§ **SET TASK**:
All entries must be repeated exactly; do not include the pictures.

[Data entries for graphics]
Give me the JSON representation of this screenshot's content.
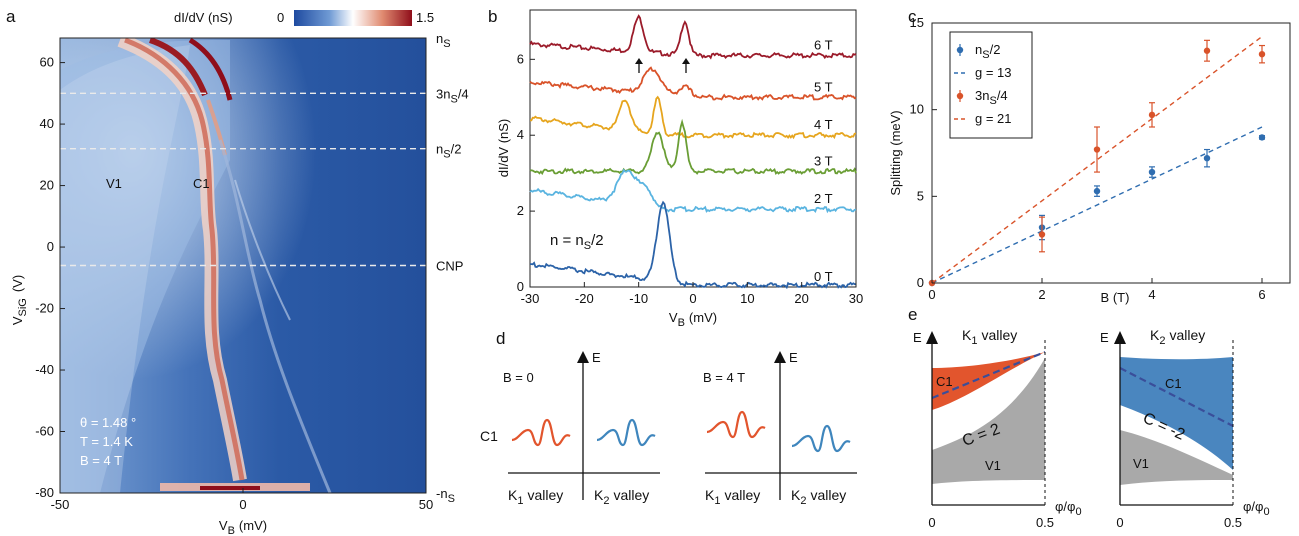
{
  "panels": {
    "a": {
      "letter": "a",
      "colorbar": {
        "label": "dI/dV (nS)",
        "min": "0",
        "max": "1.5",
        "colors": [
          "#1e4aa0",
          "#6f9ad4",
          "#ffffff",
          "#e08a70",
          "#8f0e1a"
        ]
      },
      "xlabel": "V_B (mV)",
      "xlabel_main": "V",
      "xlabel_sub": "B",
      "xlabel_unit": "(mV)",
      "ylabel_main": "V",
      "ylabel_sub": "SiG",
      "ylabel_unit": "(V)",
      "xticks": [
        "-50",
        "0",
        "50"
      ],
      "yticks": [
        "60",
        "40",
        "20",
        "0",
        "-20",
        "-40",
        "-60",
        "-80"
      ],
      "right_labels": [
        {
          "main": "n",
          "sub": "S",
          "prefix": "",
          "suffix": ""
        },
        {
          "main": "3n",
          "sub": "S",
          "prefix": "",
          "suffix": "/4"
        },
        {
          "main": "n",
          "sub": "S",
          "prefix": "",
          "suffix": "/2"
        },
        {
          "main": "CNP",
          "sub": "",
          "prefix": "",
          "suffix": ""
        },
        {
          "main": "-n",
          "sub": "S",
          "prefix": "",
          "suffix": ""
        }
      ],
      "annotations": [
        "V1",
        "C1"
      ],
      "params": [
        "θ = 1.48 °",
        "T = 1.4 K",
        "B = 4 T"
      ]
    },
    "b": {
      "letter": "b",
      "ylabel": "dI/dV (nS)",
      "xlabel_main": "V",
      "xlabel_sub": "B",
      "xlabel_unit": "(mV)",
      "xticks": [
        "-30",
        "-20",
        "-10",
        "0",
        "10",
        "20",
        "30"
      ],
      "yticks": [
        "0",
        "2",
        "4",
        "6"
      ],
      "inset_label_main": "n = n",
      "inset_label_sub": "S",
      "inset_label_suffix": "/2",
      "curves": [
        {
          "label": "6 T",
          "color": "#9b1b2a"
        },
        {
          "label": "5 T",
          "color": "#d9532a"
        },
        {
          "label": "4 T",
          "color": "#e6a51e"
        },
        {
          "label": "3 T",
          "color": "#6a9e35"
        },
        {
          "label": "2 T",
          "color": "#5ab4e0"
        },
        {
          "label": "0 T",
          "color": "#2c63a8"
        }
      ]
    },
    "c": {
      "letter": "c",
      "ylabel": "Splitting (meV)",
      "xlabel": "B (T)",
      "xticks": [
        "0",
        "2",
        "4",
        "6"
      ],
      "yticks": [
        "0",
        "5",
        "10",
        "15"
      ],
      "legend": [
        {
          "main": "n",
          "sub": "S",
          "suffix": "/2",
          "kind": "marker",
          "color": "#2f6db0"
        },
        {
          "main": "g = 13",
          "sub": "",
          "suffix": "",
          "kind": "dash",
          "color": "#2f6db0"
        },
        {
          "main": "3n",
          "sub": "S",
          "suffix": "/4",
          "kind": "marker",
          "color": "#d9532a"
        },
        {
          "main": "g = 21",
          "sub": "",
          "suffix": "",
          "kind": "dash",
          "color": "#d9532a"
        }
      ]
    },
    "d": {
      "letter": "d",
      "left_title": "B = 0",
      "right_title": "B = 4 T",
      "axis_label": "E",
      "state_label": "C1",
      "valley_k1_main": "K",
      "valley_k1_sub": "1",
      "valley_k2_main": "K",
      "valley_k2_sub": "2",
      "valley_word": "valley"
    },
    "e": {
      "letter": "e",
      "axis_label": "E",
      "xticks": [
        "0",
        "0.5"
      ],
      "xlabel": "φ/φ",
      "xlabel_sub": "0",
      "left": {
        "valley_main": "K",
        "valley_sub": "1",
        "valley_word": "valley",
        "c1": "C1",
        "chern": "C = 2",
        "v1": "V1"
      },
      "right": {
        "valley_main": "K",
        "valley_sub": "2",
        "valley_word": "valley",
        "c1": "C1",
        "chern": "C = -2",
        "v1": "V1"
      }
    }
  },
  "chart_data": [
    {
      "type": "line",
      "panel": "b",
      "xlabel": "V_B (mV)",
      "ylabel": "dI/dV (nS)",
      "xlim": [
        -30,
        30
      ],
      "ylim": [
        0,
        7.3
      ],
      "series": [
        {
          "name": "6 T",
          "offset": 6.1,
          "peaks": [
            [
              -10,
              0.9,
              1.3
            ],
            [
              -1.5,
              0.9,
              1.0
            ]
          ]
        },
        {
          "name": "5 T",
          "offset": 5.0,
          "peaks": [
            [
              -7.5,
              0.65,
              2.2
            ],
            [
              -1.5,
              0.25,
              1.6
            ]
          ]
        },
        {
          "name": "4 T",
          "offset": 4.0,
          "peaks": [
            [
              -12.5,
              0.8,
              1.4
            ],
            [
              -6.5,
              0.95,
              1.0
            ]
          ]
        },
        {
          "name": "3 T",
          "offset": 3.05,
          "peaks": [
            [
              -6.5,
              1.05,
              1.5
            ],
            [
              -2,
              1.3,
              1.0
            ]
          ]
        },
        {
          "name": "2 T",
          "offset": 2.05,
          "peaks": [
            [
              -12,
              0.9,
              2.5
            ],
            [
              -8.5,
              0.4,
              1.5
            ]
          ]
        },
        {
          "name": "0 T",
          "offset": 0.0,
          "peaks": [
            [
              -5.5,
              2.1,
              1.6
            ]
          ]
        }
      ]
    },
    {
      "type": "scatter",
      "panel": "c",
      "xlabel": "B (T)",
      "ylabel": "Splitting (meV)",
      "xlim": [
        0,
        6
      ],
      "ylim": [
        0,
        15
      ],
      "series": [
        {
          "name": "n_S/2",
          "x": [
            0,
            2,
            3,
            4,
            5,
            6
          ],
          "y": [
            0,
            3.2,
            5.3,
            6.4,
            7.2,
            8.4
          ],
          "err": [
            0,
            0.7,
            0.3,
            0.3,
            0.5,
            0.1
          ],
          "fit_slope": 1.5
        },
        {
          "name": "3n_S/4",
          "x": [
            0,
            2,
            3,
            4,
            5,
            6
          ],
          "y": [
            0,
            2.8,
            7.7,
            9.7,
            13.4,
            13.2
          ],
          "err": [
            0,
            1.0,
            1.3,
            0.7,
            0.6,
            0.5
          ],
          "fit_slope": 2.37
        }
      ]
    },
    {
      "type": "heatmap",
      "panel": "a",
      "xlabel": "V_B (mV)",
      "ylabel": "V_SiG (V)",
      "xlim": [
        -50,
        50
      ],
      "ylim": [
        -80,
        68
      ],
      "dashed_lines_y": [
        50,
        32,
        -6
      ]
    }
  ]
}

§ **EXERCISE OUTPUT**:
Give me the JSON representation of this screenshot's content.
{
  "panels": {
    "a": {
      "letter": "a",
      "colorbar": {
        "label": "dI/dV (nS)",
        "min": "0",
        "max": "1.5",
        "colors": [
          "#1e4aa0",
          "#6f9ad4",
          "#ffffff",
          "#e08a70",
          "#8f0e1a"
        ]
      },
      "xlabel": "V_B (mV)",
      "xlabel_main": "V",
      "xlabel_sub": "B",
      "xlabel_unit": "(mV)",
      "ylabel_main": "V",
      "ylabel_sub": "SiG",
      "ylabel_unit": "(V)",
      "xticks": [
        "-50",
        "0",
        "50"
      ],
      "yticks": [
        "60",
        "40",
        "20",
        "0",
        "-20",
        "-40",
        "-60",
        "-80"
      ],
      "right_labels": [
        {
          "main": "n",
          "sub": "S",
          "prefix": "",
          "suffix": ""
        },
        {
          "main": "3n",
          "sub": "S",
          "prefix": "",
          "suffix": "/4"
        },
        {
          "main": "n",
          "sub": "S",
          "prefix": "",
          "suffix": "/2"
        },
        {
          "main": "CNP",
          "sub": "",
          "prefix": "",
          "suffix": ""
        },
        {
          "main": "-n",
          "sub": "S",
          "prefix": "",
          "suffix": ""
        }
      ],
      "annotations": [
        "V1",
        "C1"
      ],
      "params": [
        "θ = 1.48 °",
        "T = 1.4 K",
        "B = 4 T"
      ]
    },
    "b": {
      "letter": "b",
      "ylabel": "dI/dV (nS)",
      "xlabel_main": "V",
      "xlabel_sub": "B",
      "xlabel_unit": "(mV)",
      "xticks": [
        "-30",
        "-20",
        "-10",
        "0",
        "10",
        "20",
        "30"
      ],
      "yticks": [
        "0",
        "2",
        "4",
        "6"
      ],
      "inset_label_main": "n = n",
      "inset_label_sub": "S",
      "inset_label_suffix": "/2",
      "curves": [
        {
          "label": "6 T",
          "color": "#9b1b2a"
        },
        {
          "label": "5 T",
          "color": "#d9532a"
        },
        {
          "label": "4 T",
          "color": "#e6a51e"
        },
        {
          "label": "3 T",
          "color": "#6a9e35"
        },
        {
          "label": "2 T",
          "color": "#5ab4e0"
        },
        {
          "label": "0 T",
          "color": "#2c63a8"
        }
      ]
    },
    "c": {
      "letter": "c",
      "ylabel": "Splitting (meV)",
      "xlabel": "B (T)",
      "xticks": [
        "0",
        "2",
        "4",
        "6"
      ],
      "yticks": [
        "0",
        "5",
        "10",
        "15"
      ],
      "legend": [
        {
          "main": "n",
          "sub": "S",
          "suffix": "/2",
          "kind": "marker",
          "color": "#2f6db0"
        },
        {
          "main": "g = 13",
          "sub": "",
          "suffix": "",
          "kind": "dash",
          "color": "#2f6db0"
        },
        {
          "main": "3n",
          "sub": "S",
          "suffix": "/4",
          "kind": "marker",
          "color": "#d9532a"
        },
        {
          "main": "g = 21",
          "sub": "",
          "suffix": "",
          "kind": "dash",
          "color": "#d9532a"
        }
      ]
    },
    "d": {
      "letter": "d",
      "left_title": "B = 0",
      "right_title": "B = 4 T",
      "axis_label": "E",
      "state_label": "C1",
      "valley_k1_main": "K",
      "valley_k1_sub": "1",
      "valley_k2_main": "K",
      "valley_k2_sub": "2",
      "valley_word": "valley"
    },
    "e": {
      "letter": "e",
      "axis_label": "E",
      "xticks": [
        "0",
        "0.5"
      ],
      "xlabel": "φ/φ",
      "xlabel_sub": "0",
      "left": {
        "valley_main": "K",
        "valley_sub": "1",
        "valley_word": "valley",
        "c1": "C1",
        "chern": "C = 2",
        "v1": "V1"
      },
      "right": {
        "valley_main": "K",
        "valley_sub": "2",
        "valley_word": "valley",
        "c1": "C1",
        "chern": "C = -2",
        "v1": "V1"
      }
    }
  },
  "chart_data": [
    {
      "type": "line",
      "panel": "b",
      "xlabel": "V_B (mV)",
      "ylabel": "dI/dV (nS)",
      "xlim": [
        -30,
        30
      ],
      "ylim": [
        0,
        7.3
      ],
      "series": [
        {
          "name": "6 T",
          "offset": 6.1,
          "peaks": [
            [
              -10,
              0.9,
              1.3
            ],
            [
              -1.5,
              0.9,
              1.0
            ]
          ]
        },
        {
          "name": "5 T",
          "offset": 5.0,
          "peaks": [
            [
              -7.5,
              0.65,
              2.2
            ],
            [
              -1.5,
              0.25,
              1.6
            ]
          ]
        },
        {
          "name": "4 T",
          "offset": 4.0,
          "peaks": [
            [
              -12.5,
              0.8,
              1.4
            ],
            [
              -6.5,
              0.95,
              1.0
            ]
          ]
        },
        {
          "name": "3 T",
          "offset": 3.05,
          "peaks": [
            [
              -6.5,
              1.05,
              1.5
            ],
            [
              -2,
              1.3,
              1.0
            ]
          ]
        },
        {
          "name": "2 T",
          "offset": 2.05,
          "peaks": [
            [
              -12,
              0.9,
              2.5
            ],
            [
              -8.5,
              0.4,
              1.5
            ]
          ]
        },
        {
          "name": "0 T",
          "offset": 0.0,
          "peaks": [
            [
              -5.5,
              2.1,
              1.6
            ]
          ]
        }
      ]
    },
    {
      "type": "scatter",
      "panel": "c",
      "xlabel": "B (T)",
      "ylabel": "Splitting (meV)",
      "xlim": [
        0,
        6
      ],
      "ylim": [
        0,
        15
      ],
      "series": [
        {
          "name": "n_S/2",
          "x": [
            0,
            2,
            3,
            4,
            5,
            6
          ],
          "y": [
            0,
            3.2,
            5.3,
            6.4,
            7.2,
            8.4
          ],
          "err": [
            0,
            0.7,
            0.3,
            0.3,
            0.5,
            0.1
          ],
          "fit_slope": 1.5
        },
        {
          "name": "3n_S/4",
          "x": [
            0,
            2,
            3,
            4,
            5,
            6
          ],
          "y": [
            0,
            2.8,
            7.7,
            9.7,
            13.4,
            13.2
          ],
          "err": [
            0,
            1.0,
            1.3,
            0.7,
            0.6,
            0.5
          ],
          "fit_slope": 2.37
        }
      ]
    },
    {
      "type": "heatmap",
      "panel": "a",
      "xlabel": "V_B (mV)",
      "ylabel": "V_SiG (V)",
      "xlim": [
        -50,
        50
      ],
      "ylim": [
        -80,
        68
      ],
      "dashed_lines_y": [
        50,
        32,
        -6
      ]
    }
  ]
}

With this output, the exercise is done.